For this exercise, repeat all of the material verbatim apart from its images.
##### SUPPLIED INFORMATION #####
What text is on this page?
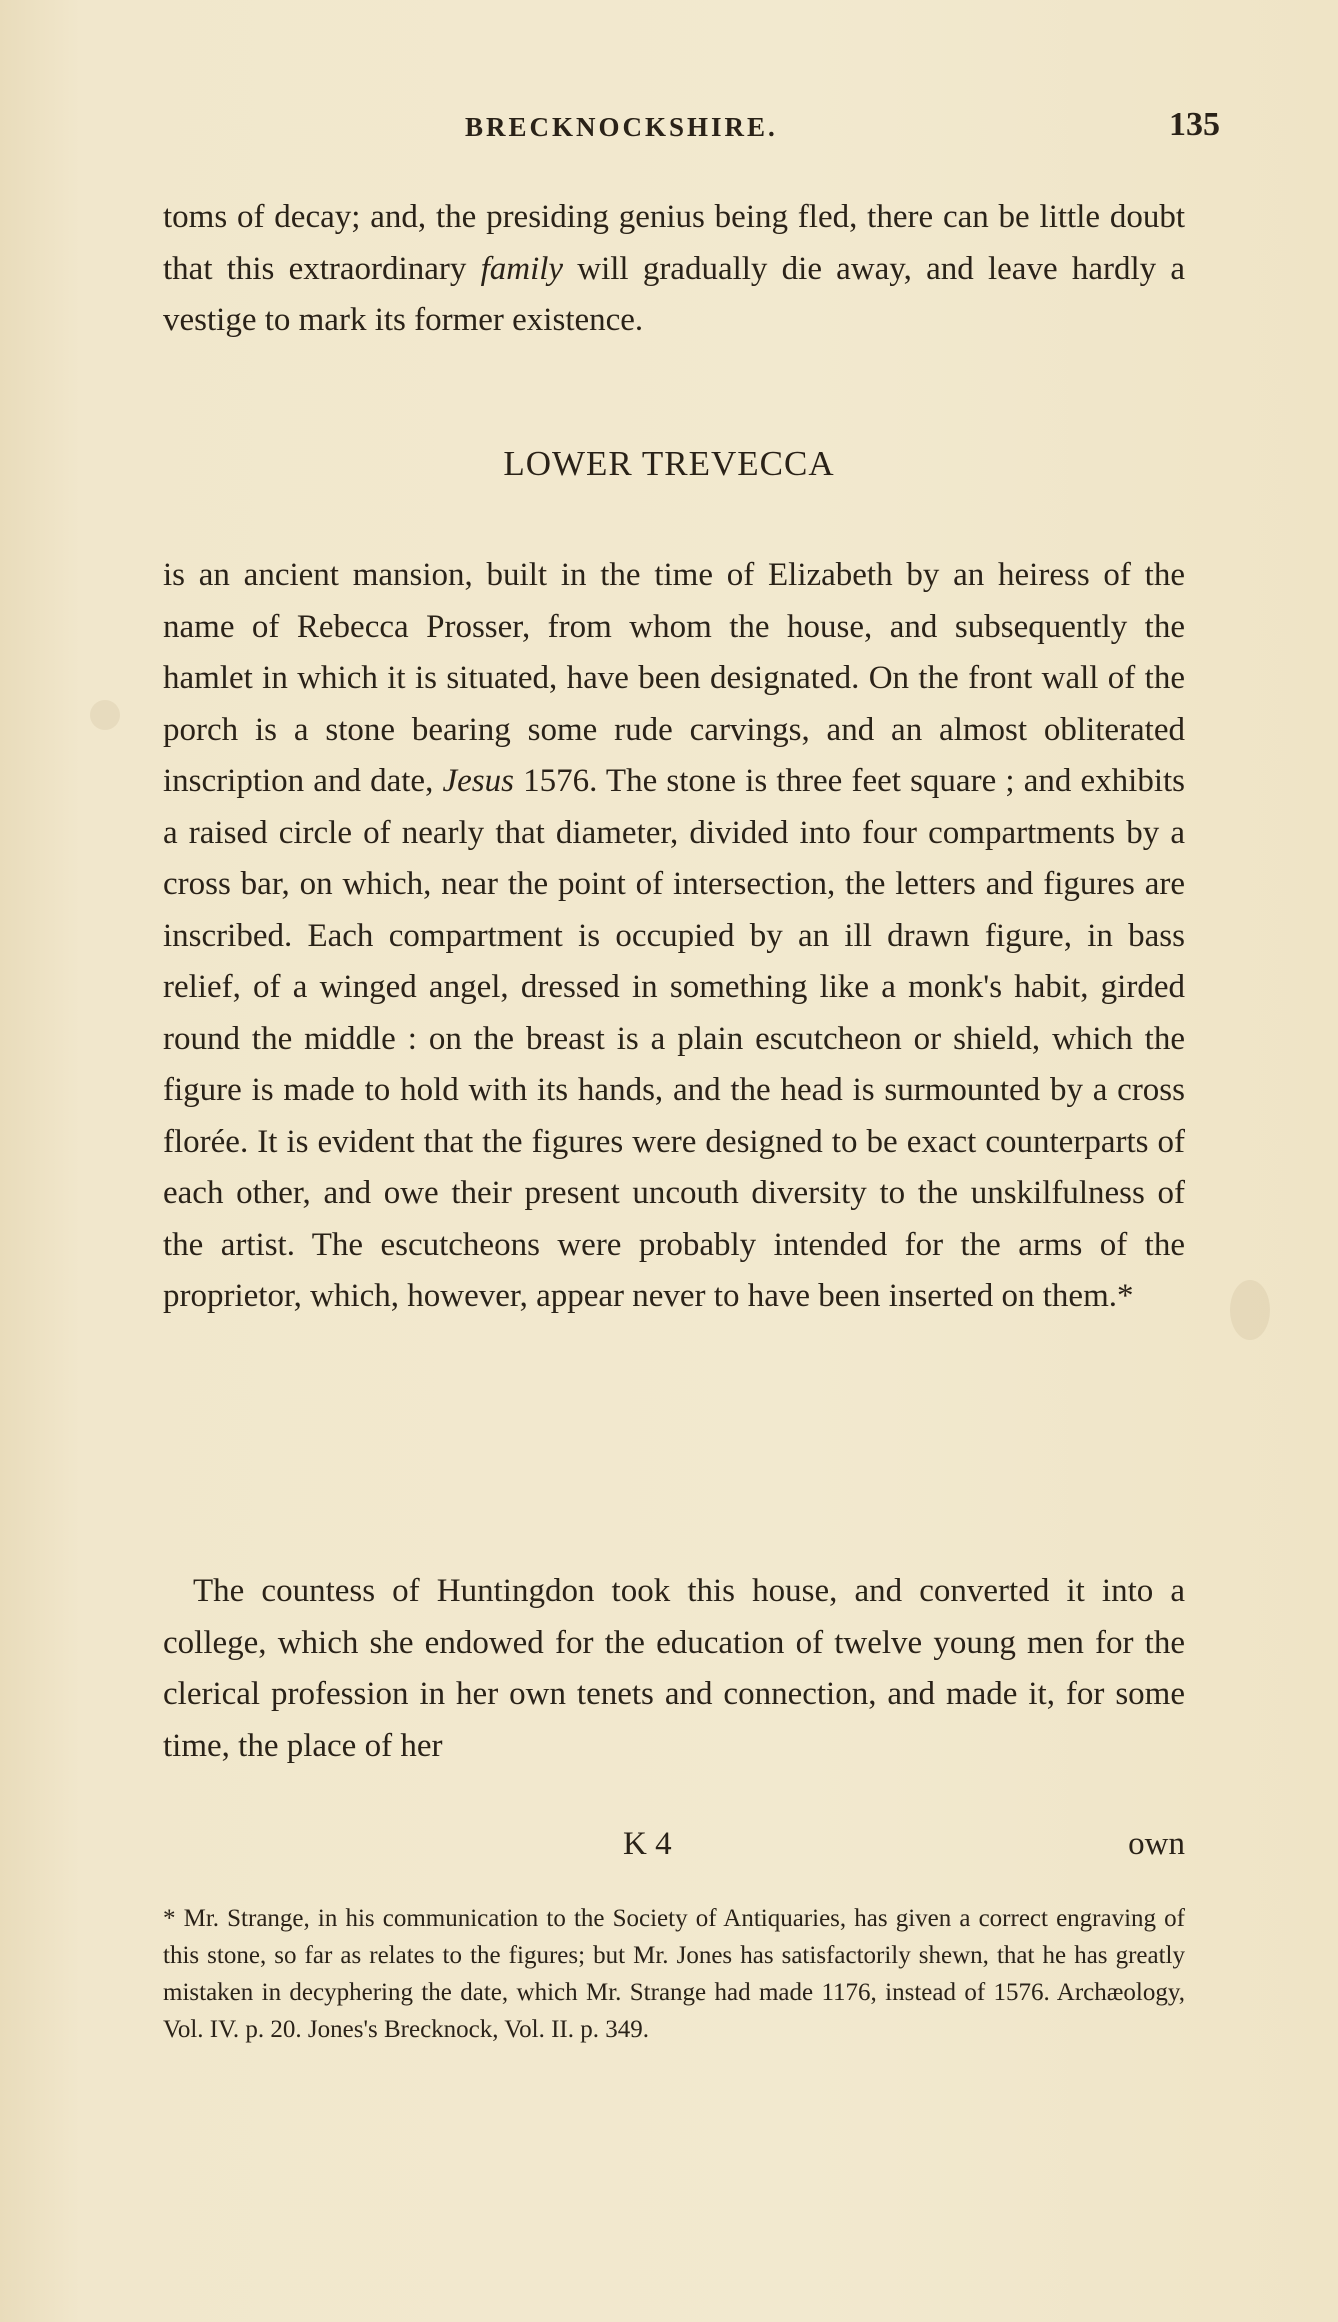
BRECKNOCKSHIRE.	135

toms of decay; and, the presiding genius being fled, there can be little doubt that this extraordinary family will gradually die away, and leave hardly a vestige to mark its former existence.

LOWER TREVECCA

is an ancient mansion, built in the time of Elizabeth by an heiress of the name of Rebecca Prosser, from whom the house, and subsequently the hamlet in which it is situated, have been designated. On the front wall of the porch is a stone bearing some rude carvings, and an almost obliterated inscription and date, Jesus 1576. The stone is three feet square ; and exhibits a raised circle of nearly that diameter, divided into four compartments by a cross bar, on which, near the point of intersection, the letters and figures are inscribed. Each compartment is occupied by an ill drawn figure, in bass relief, of a winged angel, dressed in something like a monk's habit, girded round the middle : on the breast is a plain escutcheon or shield, which the figure is made to hold with its hands, and the head is surmounted by a cross florée. It is evident that the figures were designed to be exact counterparts of each other, and owe their present uncouth diversity to the unskilfulness of the artist. The escutcheons were probably intended for the arms of the proprietor, which, however, appear never to have been inserted on them.*

The countess of Huntingdon took this house, and converted it into a college, which she endowed for the education of twelve young men for the clerical profession in her own tenets and connection, and made it, for some time, the place of her

K 4	own

* Mr. Strange, in his communication to the Society of Antiquaries, has given a correct engraving of this stone, so far as relates to the figures; but Mr. Jones has satisfactorily shewn, that he has greatly mistaken in decyphering the date, which Mr. Strange had made 1176, instead of 1576. Archæology, Vol. IV. p. 20. Jones's Brecknock, Vol. II. p. 349.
#####
### SOLUTION TO THE PROBLEM
What text is on this page?
BRECKNOCKSHIRE.	135

toms of decay; and, the presiding genius being fled, there can be little doubt that this extraordinary family will gradually die away, and leave hardly a vestige to mark its former existence.

LOWER TREVECCA

is an ancient mansion, built in the time of Elizabeth by an heiress of the name of Rebecca Prosser, from whom the house, and subsequently the hamlet in which it is situated, have been designated. On the front wall of the porch is a stone bearing some rude carvings, and an almost obliterated inscription and date, Jesus 1576. The stone is three feet square ; and exhibits a raised circle of nearly that diameter, divided into four compartments by a cross bar, on which, near the point of intersection, the letters and figures are inscribed. Each compartment is occupied by an ill drawn figure, in bass relief, of a winged angel, dressed in something like a monk's habit, girded round the middle : on the breast is a plain escutcheon or shield, which the figure is made to hold with its hands, and the head is surmounted by a cross florée. It is evident that the figures were designed to be exact counterparts of each other, and owe their present uncouth diversity to the unskilfulness of the artist. The escutcheons were probably intended for the arms of the proprietor, which, however, appear never to have been inserted on them.*

The countess of Huntingdon took this house, and converted it into a college, which she endowed for the education of twelve young men for the clerical profession in her own tenets and connection, and made it, for some time, the place of her

K 4	own

* Mr. Strange, in his communication to the Society of Antiquaries, has given a correct engraving of this stone, so far as relates to the figures; but Mr. Jones has satisfactorily shewn, that he has greatly mistaken in decyphering the date, which Mr. Strange had made 1176, instead of 1576. Archæology, Vol. IV. p. 20. Jones's Brecknock, Vol. II. p. 349.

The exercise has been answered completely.